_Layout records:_

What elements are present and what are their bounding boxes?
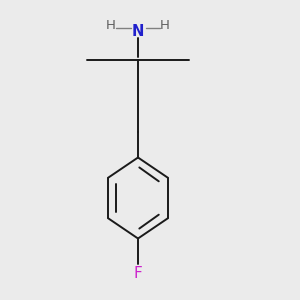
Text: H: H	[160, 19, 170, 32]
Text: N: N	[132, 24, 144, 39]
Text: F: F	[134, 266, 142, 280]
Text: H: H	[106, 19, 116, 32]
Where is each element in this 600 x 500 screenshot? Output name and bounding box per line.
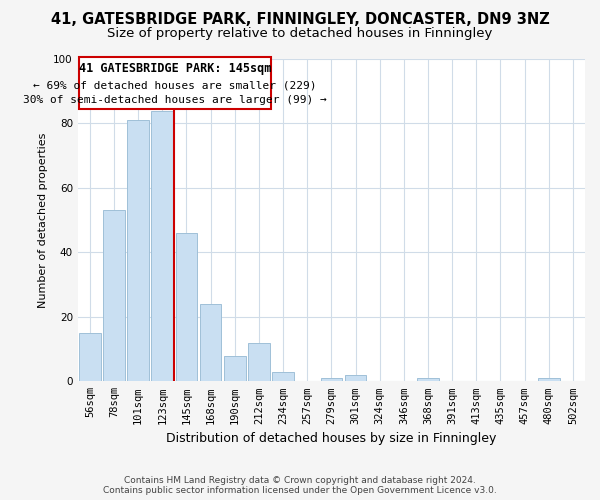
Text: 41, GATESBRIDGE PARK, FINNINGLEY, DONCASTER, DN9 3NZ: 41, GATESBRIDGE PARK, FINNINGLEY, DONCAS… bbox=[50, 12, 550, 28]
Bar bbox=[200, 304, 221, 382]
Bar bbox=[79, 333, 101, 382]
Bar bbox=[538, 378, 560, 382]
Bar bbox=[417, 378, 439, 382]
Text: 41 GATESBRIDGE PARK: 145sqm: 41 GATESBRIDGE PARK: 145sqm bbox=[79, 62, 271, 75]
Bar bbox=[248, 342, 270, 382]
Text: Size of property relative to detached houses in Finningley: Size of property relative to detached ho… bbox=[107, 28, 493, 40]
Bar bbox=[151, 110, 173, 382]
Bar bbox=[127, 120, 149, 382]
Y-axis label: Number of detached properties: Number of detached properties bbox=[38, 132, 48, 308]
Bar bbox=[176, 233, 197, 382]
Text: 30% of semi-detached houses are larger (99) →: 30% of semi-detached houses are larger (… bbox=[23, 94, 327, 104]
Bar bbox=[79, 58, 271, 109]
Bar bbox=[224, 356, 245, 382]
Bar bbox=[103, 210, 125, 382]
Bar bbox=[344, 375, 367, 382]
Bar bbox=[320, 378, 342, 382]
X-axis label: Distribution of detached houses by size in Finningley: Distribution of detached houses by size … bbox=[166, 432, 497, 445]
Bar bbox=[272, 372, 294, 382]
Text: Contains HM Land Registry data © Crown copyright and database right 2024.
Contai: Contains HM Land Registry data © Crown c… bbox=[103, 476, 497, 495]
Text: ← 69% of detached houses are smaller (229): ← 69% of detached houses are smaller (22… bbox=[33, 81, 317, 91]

_WORK TO COMPLETE:_ Recast every line of the records above as a Markdown table with the columns "Row" and "Line", numbering each row and skipping blank lines. Leave out the pictures.

_EXERCISE OUTPUT:_
| Row | Line |
|---|---|
| 1 | What elements are present and what are their bounding boxes? |
| 2 | Text: H: H	[160, 19, 170, 32] |
| 3 | Text: N: N	[132, 24, 144, 39] |
| 4 | Text: F: F	[134, 266, 142, 280] |
| 5 | Text: H: H	[106, 19, 116, 32] |
| 6 | Where is each element in this 600 x 500 screenshot? Output name and bounding box per line. |
| 7 | Text: 41, GATESBRIDGE PARK, FINNINGLEY, DONCASTER, DN9 3NZ: 41, GATESBRIDGE PARK, FINNINGLEY, DONCAS… bbox=[50, 12, 550, 28] |
| 8 | Bar bbox=[200, 304, 221, 382] |
| 9 | Bar bbox=[79, 333, 101, 382] |
| 10 | Bar bbox=[538, 378, 560, 382] |
| 11 | Bar bbox=[417, 378, 439, 382] |
| 12 | Text: 41 GATESBRIDGE PARK: 145sqm: 41 GATESBRIDGE PARK: 145sqm bbox=[79, 62, 271, 75] |
| 13 | Bar bbox=[248, 342, 270, 382] |
| 14 | Text: Size of property relative to detached houses in Finningley: Size of property relative to detached ho… bbox=[107, 28, 493, 40] |
| 15 | Bar bbox=[151, 110, 173, 382] |
| 16 | Bar bbox=[127, 120, 149, 382] |
| 17 | Y-axis label: Number of detached properties: Number of detached properties bbox=[38, 132, 48, 308] |
| 18 | Bar bbox=[176, 233, 197, 382] |
| 19 | Text: 30% of semi-detached houses are larger (99) →: 30% of semi-detached houses are larger (… bbox=[23, 94, 327, 104] |
| 20 | Bar bbox=[79, 58, 271, 109] |
| 21 | Bar bbox=[224, 356, 245, 382] |
| 22 | Bar bbox=[103, 210, 125, 382] |
| 23 | Bar bbox=[344, 375, 367, 382] |
| 24 | Bar bbox=[320, 378, 342, 382] |
| 25 | X-axis label: Distribution of detached houses by size in Finningley: Distribution of detached houses by size … bbox=[166, 432, 497, 445] |
| 26 | Bar bbox=[272, 372, 294, 382] |
| 27 | Text: Contains HM Land Registry data © Crown copyright and database right 2024. |
| 28 | Contai: Contains HM Land Registry data © Crown c… bbox=[103, 476, 497, 495] |
| 29 | Text: ← 69% of detached houses are smaller (229): ← 69% of detached houses are smaller (22… bbox=[33, 81, 317, 91] |